Work to be completed: Leave out the pictures and repeat the data exactly.
** START **
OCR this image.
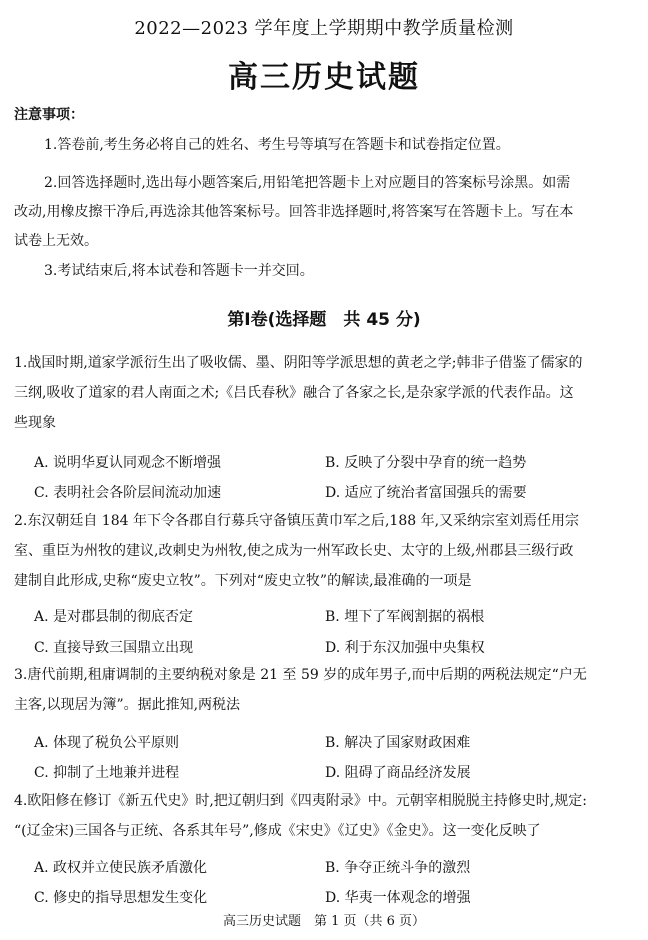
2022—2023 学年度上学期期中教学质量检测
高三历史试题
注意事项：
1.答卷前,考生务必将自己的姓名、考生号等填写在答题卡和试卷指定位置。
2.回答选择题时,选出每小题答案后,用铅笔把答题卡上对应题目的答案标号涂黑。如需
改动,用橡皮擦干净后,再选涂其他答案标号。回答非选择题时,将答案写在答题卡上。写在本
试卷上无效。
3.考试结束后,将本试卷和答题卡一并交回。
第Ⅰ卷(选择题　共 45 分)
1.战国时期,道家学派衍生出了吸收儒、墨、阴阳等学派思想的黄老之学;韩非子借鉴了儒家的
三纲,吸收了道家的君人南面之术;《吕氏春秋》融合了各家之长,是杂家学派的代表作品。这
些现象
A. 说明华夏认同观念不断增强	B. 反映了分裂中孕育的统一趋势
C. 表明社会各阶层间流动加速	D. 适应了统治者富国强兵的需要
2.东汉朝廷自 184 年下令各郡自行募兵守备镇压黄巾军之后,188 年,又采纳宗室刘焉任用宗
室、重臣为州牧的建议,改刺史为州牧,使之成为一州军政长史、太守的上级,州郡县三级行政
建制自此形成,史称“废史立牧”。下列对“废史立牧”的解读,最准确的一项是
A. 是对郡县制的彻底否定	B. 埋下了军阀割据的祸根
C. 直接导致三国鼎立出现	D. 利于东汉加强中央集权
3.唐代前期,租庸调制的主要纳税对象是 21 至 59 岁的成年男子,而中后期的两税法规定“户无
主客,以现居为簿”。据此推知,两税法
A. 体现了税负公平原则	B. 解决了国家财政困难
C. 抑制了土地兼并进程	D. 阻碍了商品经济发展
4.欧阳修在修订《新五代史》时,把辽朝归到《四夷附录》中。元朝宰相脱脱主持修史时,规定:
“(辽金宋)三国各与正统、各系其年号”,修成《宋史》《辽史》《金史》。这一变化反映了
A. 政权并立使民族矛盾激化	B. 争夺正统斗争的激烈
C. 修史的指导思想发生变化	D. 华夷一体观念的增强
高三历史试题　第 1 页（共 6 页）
** END **
Exercise answer:
OCR this image.
2022—2023 学年度上学期期中教学质量检测
高三历史试题
注意事项：
1.答卷前,考生务必将自己的姓名、考生号等填写在答题卡和试卷指定位置。
2.回答选择题时,选出每小题答案后,用铅笔把答题卡上对应题目的答案标号涂黑。如需
改动,用橡皮擦干净后,再选涂其他答案标号。回答非选择题时,将答案写在答题卡上。写在本
试卷上无效。
3.考试结束后,将本试卷和答题卡一并交回。
第Ⅰ卷(选择题　共 45 分)
1.战国时期,道家学派衍生出了吸收儒、墨、阴阳等学派思想的黄老之学;韩非子借鉴了儒家的
三纲,吸收了道家的君人南面之术;《吕氏春秋》融合了各家之长,是杂家学派的代表作品。这
些现象
A. 说明华夏认同观念不断增强	B. 反映了分裂中孕育的统一趋势
C. 表明社会各阶层间流动加速	D. 适应了统治者富国强兵的需要
2.东汉朝廷自 184 年下令各郡自行募兵守备镇压黄巾军之后,188 年,又采纳宗室刘焉任用宗
室、重臣为州牧的建议,改刺史为州牧,使之成为一州军政长史、太守的上级,州郡县三级行政
建制自此形成,史称“废史立牧”。下列对“废史立牧”的解读,最准确的一项是
A. 是对郡县制的彻底否定	B. 埋下了军阀割据的祸根
C. 直接导致三国鼎立出现	D. 利于东汉加强中央集权
3.唐代前期,租庸调制的主要纳税对象是 21 至 59 岁的成年男子,而中后期的两税法规定“户无
主客,以现居为簿”。据此推知,两税法
A. 体现了税负公平原则	B. 解决了国家财政困难
C. 抑制了土地兼并进程	D. 阻碍了商品经济发展
4.欧阳修在修订《新五代史》时,把辽朝归到《四夷附录》中。元朝宰相脱脱主持修史时,规定:
“(辽金宋)三国各与正统、各系其年号”,修成《宋史》《辽史》《金史》。这一变化反映了
A. 政权并立使民族矛盾激化	B. 争夺正统斗争的激烈
C. 修史的指导思想发生变化	D. 华夷一体观念的增强
高三历史试题　第 1 页（共 6 页）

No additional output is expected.